─── Text section ───

Ready for war in Korea

By Richard Halloran

Originally published February 27, 2003

WASHINGTON - Secretary of State Colin L. Powell has been in Japan, China and South Korea seeking a synchronized strategy to persuade North Korea to give up its aspirations for a nuclear arsenal even as President Bush has sought to shove that issue off the radar screen until the conflict with Iraq has been settled.

The North Koreans, however, have become increasingly belligerent. On Feb. 20, Pyongyang's Korean Central News Agency thundered that the confrontation "is so alarming that a nuclear war may break out at any moment." And they launched a test missile Monday.

That bluster about nuclear war is absurd if for no other reason than that North Korea has at most two nuclear warheads against what the National Resources Defense Council estimates at 6,200 deployed by the United States. Indeed, U.S. military officers say they are far more worried about North Korea's armed forces along the demilitarized zone that divides the peninsula.

In particular, they point to North Korea's special operations forces (SOF), or commandos, which they estimate number 100,000 to 120,000 soldiers, up from 70,000 only a few years ago. These elite troops are organized into 23 brigades and 18 smaller independent battalions.

Consequently, U.S. and South Korean planners have revised the operational plan that will be executed if war breaks out, assigning a higher priority to defeating the North Korean SOF much earlier than anticipated in earlier plans.

The North Korean SOF mission, say those with access to intelligence reports, would be to open a second front in the rear of South Korean and U.S. forces. They would seek to cut communication lines, assault command posts, assassinate senior South Korean and U.S. officers and kidnap South Korean political leaders.

The SOF would infiltrate South Korea by sea, land and air. Since 86 percent of South Korea's border is coastline sprinkled with hundreds of rocky islets, it would be conducive to infiltration by North Korean mini-submarines, high-speed boats and air-cushioned amphibious craft.

The special operations forces would also try to come through about 20 tunnels dug under the DMZ in the last 30 years and overland through the sparsely populated and mountainous reaches in the east. By air, the North Koreans would parachute from old Russian transport planes that fly low and slowly to avoid detection by radar.

─── Dataset records ───

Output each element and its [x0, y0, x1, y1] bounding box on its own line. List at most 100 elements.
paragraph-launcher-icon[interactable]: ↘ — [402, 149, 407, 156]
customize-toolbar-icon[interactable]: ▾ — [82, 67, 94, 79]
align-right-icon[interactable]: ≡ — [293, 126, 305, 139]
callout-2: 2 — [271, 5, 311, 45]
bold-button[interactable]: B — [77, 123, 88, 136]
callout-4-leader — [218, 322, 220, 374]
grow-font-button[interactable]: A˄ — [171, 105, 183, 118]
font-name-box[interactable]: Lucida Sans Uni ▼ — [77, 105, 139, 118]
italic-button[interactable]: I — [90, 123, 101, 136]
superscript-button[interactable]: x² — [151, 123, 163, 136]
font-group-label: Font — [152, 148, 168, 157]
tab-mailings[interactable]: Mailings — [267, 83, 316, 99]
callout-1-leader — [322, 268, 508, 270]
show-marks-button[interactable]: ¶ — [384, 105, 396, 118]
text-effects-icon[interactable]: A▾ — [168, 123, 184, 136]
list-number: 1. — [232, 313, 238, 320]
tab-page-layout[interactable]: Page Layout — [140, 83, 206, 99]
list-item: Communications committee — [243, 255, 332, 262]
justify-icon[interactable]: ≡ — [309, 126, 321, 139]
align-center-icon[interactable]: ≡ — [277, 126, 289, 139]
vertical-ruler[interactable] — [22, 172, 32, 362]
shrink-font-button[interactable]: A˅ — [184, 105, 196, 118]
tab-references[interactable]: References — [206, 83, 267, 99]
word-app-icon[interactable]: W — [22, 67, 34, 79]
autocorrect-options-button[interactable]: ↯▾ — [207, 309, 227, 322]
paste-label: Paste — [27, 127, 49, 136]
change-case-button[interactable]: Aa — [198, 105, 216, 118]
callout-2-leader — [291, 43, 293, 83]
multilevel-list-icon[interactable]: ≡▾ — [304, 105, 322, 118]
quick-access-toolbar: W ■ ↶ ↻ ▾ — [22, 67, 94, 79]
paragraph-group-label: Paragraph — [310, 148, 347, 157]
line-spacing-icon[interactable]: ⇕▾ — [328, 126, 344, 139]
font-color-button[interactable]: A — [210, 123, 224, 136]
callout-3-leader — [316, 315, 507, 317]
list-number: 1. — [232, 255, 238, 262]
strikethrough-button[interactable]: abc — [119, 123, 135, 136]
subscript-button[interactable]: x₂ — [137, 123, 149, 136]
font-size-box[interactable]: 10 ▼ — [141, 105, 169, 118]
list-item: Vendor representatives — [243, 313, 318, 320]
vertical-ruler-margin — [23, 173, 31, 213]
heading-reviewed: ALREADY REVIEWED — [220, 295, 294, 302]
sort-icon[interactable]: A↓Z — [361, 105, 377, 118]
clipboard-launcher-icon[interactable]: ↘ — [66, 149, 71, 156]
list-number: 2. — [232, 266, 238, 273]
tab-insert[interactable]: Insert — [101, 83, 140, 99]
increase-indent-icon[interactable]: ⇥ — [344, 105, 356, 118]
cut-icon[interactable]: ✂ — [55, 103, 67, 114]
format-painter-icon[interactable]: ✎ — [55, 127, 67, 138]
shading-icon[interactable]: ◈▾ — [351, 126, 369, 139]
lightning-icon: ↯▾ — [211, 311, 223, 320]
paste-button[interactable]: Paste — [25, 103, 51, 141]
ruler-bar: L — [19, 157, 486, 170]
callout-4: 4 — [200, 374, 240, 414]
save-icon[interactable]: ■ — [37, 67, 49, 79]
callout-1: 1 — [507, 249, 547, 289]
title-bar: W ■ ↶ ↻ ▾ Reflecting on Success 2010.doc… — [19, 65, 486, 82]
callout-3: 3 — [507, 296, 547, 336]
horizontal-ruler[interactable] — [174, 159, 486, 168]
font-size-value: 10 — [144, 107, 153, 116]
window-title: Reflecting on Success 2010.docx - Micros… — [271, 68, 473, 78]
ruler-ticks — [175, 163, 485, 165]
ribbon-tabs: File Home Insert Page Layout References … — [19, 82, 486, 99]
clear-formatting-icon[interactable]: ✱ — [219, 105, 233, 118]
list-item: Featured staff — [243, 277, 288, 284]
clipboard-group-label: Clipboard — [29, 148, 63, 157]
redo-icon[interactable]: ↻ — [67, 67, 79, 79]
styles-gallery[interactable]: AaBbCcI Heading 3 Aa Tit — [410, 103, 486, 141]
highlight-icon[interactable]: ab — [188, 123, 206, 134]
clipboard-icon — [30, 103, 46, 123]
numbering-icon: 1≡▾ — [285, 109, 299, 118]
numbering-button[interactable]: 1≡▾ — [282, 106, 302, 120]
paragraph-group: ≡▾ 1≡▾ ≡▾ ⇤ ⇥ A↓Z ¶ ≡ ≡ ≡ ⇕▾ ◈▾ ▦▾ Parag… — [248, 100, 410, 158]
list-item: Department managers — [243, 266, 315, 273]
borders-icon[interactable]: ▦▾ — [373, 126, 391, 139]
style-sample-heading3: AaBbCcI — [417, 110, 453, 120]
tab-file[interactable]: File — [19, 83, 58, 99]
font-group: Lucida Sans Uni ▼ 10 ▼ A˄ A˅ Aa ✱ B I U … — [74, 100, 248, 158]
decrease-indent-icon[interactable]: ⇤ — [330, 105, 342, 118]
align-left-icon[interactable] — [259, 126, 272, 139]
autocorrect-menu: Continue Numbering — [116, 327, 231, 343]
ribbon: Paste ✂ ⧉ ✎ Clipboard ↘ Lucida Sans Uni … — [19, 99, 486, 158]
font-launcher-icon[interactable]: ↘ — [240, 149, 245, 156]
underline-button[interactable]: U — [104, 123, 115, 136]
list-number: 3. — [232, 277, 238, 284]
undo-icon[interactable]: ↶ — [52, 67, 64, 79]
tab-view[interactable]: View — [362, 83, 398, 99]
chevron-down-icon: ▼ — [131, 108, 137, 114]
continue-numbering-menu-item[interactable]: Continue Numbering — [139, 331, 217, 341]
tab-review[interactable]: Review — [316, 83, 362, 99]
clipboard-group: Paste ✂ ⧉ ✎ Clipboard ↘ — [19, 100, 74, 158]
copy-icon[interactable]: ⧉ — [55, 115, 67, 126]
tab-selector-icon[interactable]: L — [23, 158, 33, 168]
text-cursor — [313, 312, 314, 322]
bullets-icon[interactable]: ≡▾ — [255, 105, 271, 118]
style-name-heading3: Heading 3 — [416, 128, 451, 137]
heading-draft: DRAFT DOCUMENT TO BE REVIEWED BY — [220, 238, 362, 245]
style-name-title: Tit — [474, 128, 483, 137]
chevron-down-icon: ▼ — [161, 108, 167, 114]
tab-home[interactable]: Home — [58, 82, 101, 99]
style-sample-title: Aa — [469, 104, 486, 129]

───

**Task statement**
Can you resume the article on readiness for war in Korea, picking up right after its final sentence?

**Task output**
In response, the new Operations Plan 5027-02 calls for counterstrikes: hitting North Korean SOF bases before the commandos slip into South Korea, attacking those bases with U.S. and South Korean SOFs and sinking North Korean ships before they could land commandos. The plan also calls for added protection of U.S. and South Korean bases.

Late last year, a team from the U.S. 353rd Special Operations Group from Okinawa, Japan, trained with its counterparts in South Korea's Special Warfare Command. It marked the first time that such training had taken place, according to a 353rd statement.

Intelligence officers, operational planners and flight crews went over aircraft configurations, flight routes, refueling methods and ground maneuvers. Maj. Bae Gyung-Guen said: "Korea's Special Warfare Command wants to make sure that there are no misunderstandings between the air crews and jumpers."

About the same time, senior officers at the U.S. air base in Osan, about 40 miles south of Seoul, worried most "about enemy special forces taking out the base," said the base newspaper. They figured it would take 1,000 security troops to defend the base's six-mile perimeter, but they had only 400. Thus they formed the base's cooks, post office clerks and 500 other airmen into a reserve.

Operations Plan 5027, revised every two years, is drawn up jointly by South Korean and U.S. officers to set the strategy for defending South Korea. It details the positions of almost all targets in North Korea and assigns units and weapons to attack each one.

In 5027-98 are provisions for a pre-emptive attack on North Korea in which the forces need only to receive the order to go. Military officers said those provisions are still in effect. This plan predates President Bush's controversial doctrine governing such strikes, the president's critics contending that pre-emptive strikes have not been part of the American way of war.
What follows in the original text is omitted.